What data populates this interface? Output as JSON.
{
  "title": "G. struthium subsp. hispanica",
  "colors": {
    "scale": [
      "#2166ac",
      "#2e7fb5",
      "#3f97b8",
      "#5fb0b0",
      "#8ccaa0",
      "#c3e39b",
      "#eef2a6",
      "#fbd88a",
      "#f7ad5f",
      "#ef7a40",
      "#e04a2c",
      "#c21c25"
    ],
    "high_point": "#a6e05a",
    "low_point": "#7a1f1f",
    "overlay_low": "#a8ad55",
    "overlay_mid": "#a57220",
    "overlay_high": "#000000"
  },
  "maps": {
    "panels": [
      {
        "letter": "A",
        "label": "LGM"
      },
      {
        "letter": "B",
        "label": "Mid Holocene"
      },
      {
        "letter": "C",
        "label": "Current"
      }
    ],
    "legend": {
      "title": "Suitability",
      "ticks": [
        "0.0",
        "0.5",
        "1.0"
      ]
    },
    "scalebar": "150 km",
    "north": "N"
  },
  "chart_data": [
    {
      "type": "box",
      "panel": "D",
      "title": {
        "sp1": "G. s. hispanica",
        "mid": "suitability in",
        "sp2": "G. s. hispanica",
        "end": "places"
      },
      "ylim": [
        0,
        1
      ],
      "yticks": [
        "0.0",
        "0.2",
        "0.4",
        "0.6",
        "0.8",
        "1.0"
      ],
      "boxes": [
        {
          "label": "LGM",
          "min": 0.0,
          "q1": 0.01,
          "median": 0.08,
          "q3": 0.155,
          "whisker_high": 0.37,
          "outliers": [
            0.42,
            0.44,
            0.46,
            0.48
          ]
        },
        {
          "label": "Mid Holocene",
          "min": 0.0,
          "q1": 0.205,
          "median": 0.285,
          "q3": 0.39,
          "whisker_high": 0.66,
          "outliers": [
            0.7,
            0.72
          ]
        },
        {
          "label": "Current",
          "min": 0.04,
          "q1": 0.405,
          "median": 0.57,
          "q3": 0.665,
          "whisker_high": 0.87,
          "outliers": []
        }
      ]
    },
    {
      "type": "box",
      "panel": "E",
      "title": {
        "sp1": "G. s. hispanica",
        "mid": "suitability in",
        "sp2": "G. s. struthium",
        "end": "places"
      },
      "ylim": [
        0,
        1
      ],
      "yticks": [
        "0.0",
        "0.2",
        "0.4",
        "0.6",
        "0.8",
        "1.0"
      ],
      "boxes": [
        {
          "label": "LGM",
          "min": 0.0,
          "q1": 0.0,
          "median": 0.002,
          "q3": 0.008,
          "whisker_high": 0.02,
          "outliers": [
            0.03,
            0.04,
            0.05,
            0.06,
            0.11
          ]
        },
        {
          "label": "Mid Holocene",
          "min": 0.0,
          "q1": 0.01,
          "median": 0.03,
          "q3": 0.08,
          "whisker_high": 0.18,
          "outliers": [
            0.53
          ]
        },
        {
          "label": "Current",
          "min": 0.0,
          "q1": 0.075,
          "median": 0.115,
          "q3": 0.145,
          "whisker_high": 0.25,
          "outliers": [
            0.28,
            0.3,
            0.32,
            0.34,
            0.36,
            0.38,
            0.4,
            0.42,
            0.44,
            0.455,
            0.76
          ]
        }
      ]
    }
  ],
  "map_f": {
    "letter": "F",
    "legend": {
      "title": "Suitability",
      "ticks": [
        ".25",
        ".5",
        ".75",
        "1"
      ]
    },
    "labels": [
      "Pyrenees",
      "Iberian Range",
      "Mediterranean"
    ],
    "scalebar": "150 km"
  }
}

*YOUR TASK*. Give the entries once more, exactly as they appear.

*SOLUTION*.
What data populates this interface? Output as JSON.
{
  "title": "G. struthium subsp. hispanica",
  "colors": {
    "scale": [
      "#2166ac",
      "#2e7fb5",
      "#3f97b8",
      "#5fb0b0",
      "#8ccaa0",
      "#c3e39b",
      "#eef2a6",
      "#fbd88a",
      "#f7ad5f",
      "#ef7a40",
      "#e04a2c",
      "#c21c25"
    ],
    "high_point": "#a6e05a",
    "low_point": "#7a1f1f",
    "overlay_low": "#a8ad55",
    "overlay_mid": "#a57220",
    "overlay_high": "#000000"
  },
  "maps": {
    "panels": [
      {
        "letter": "A",
        "label": "LGM"
      },
      {
        "letter": "B",
        "label": "Mid Holocene"
      },
      {
        "letter": "C",
        "label": "Current"
      }
    ],
    "legend": {
      "title": "Suitability",
      "ticks": [
        "0.0",
        "0.5",
        "1.0"
      ]
    },
    "scalebar": "150 km",
    "north": "N"
  },
  "chart_data": [
    {
      "type": "box",
      "panel": "D",
      "title": {
        "sp1": "G. s. hispanica",
        "mid": "suitability in",
        "sp2": "G. s. hispanica",
        "end": "places"
      },
      "ylim": [
        0,
        1
      ],
      "yticks": [
        "0.0",
        "0.2",
        "0.4",
        "0.6",
        "0.8",
        "1.0"
      ],
      "boxes": [
        {
          "label": "LGM",
          "min": 0.0,
          "q1": 0.01,
          "median": 0.08,
          "q3": 0.155,
          "whisker_high": 0.37,
          "outliers": [
            0.42,
            0.44,
            0.46,
            0.48
          ]
        },
        {
          "label": "Mid Holocene",
          "min": 0.0,
          "q1": 0.205,
          "median": 0.285,
          "q3": 0.39,
          "whisker_high": 0.66,
          "outliers": [
            0.7,
            0.72
          ]
        },
        {
          "label": "Current",
          "min": 0.04,
          "q1": 0.405,
          "median": 0.57,
          "q3": 0.665,
          "whisker_high": 0.87,
          "outliers": []
        }
      ]
    },
    {
      "type": "box",
      "panel": "E",
      "title": {
        "sp1": "G. s. hispanica",
        "mid": "suitability in",
        "sp2": "G. s. struthium",
        "end": "places"
      },
      "ylim": [
        0,
        1
      ],
      "yticks": [
        "0.0",
        "0.2",
        "0.4",
        "0.6",
        "0.8",
        "1.0"
      ],
      "boxes": [
        {
          "label": "LGM",
          "min": 0.0,
          "q1": 0.0,
          "median": 0.002,
          "q3": 0.008,
          "whisker_high": 0.02,
          "outliers": [
            0.03,
            0.04,
            0.05,
            0.06,
            0.11
          ]
        },
        {
          "label": "Mid Holocene",
          "min": 0.0,
          "q1": 0.01,
          "median": 0.03,
          "q3": 0.08,
          "whisker_high": 0.18,
          "outliers": [
            0.53
          ]
        },
        {
          "label": "Current",
          "min": 0.0,
          "q1": 0.075,
          "median": 0.115,
          "q3": 0.145,
          "whisker_high": 0.25,
          "outliers": [
            0.28,
            0.3,
            0.32,
            0.34,
            0.36,
            0.38,
            0.4,
            0.42,
            0.44,
            0.455,
            0.76
          ]
        }
      ]
    }
  ],
  "map_f": {
    "letter": "F",
    "legend": {
      "title": "Suitability",
      "ticks": [
        ".25",
        ".5",
        ".75",
        "1"
      ]
    },
    "labels": [
      "Pyrenees",
      "Iberian Range",
      "Mediterranean"
    ],
    "scalebar": "150 km"
  }
}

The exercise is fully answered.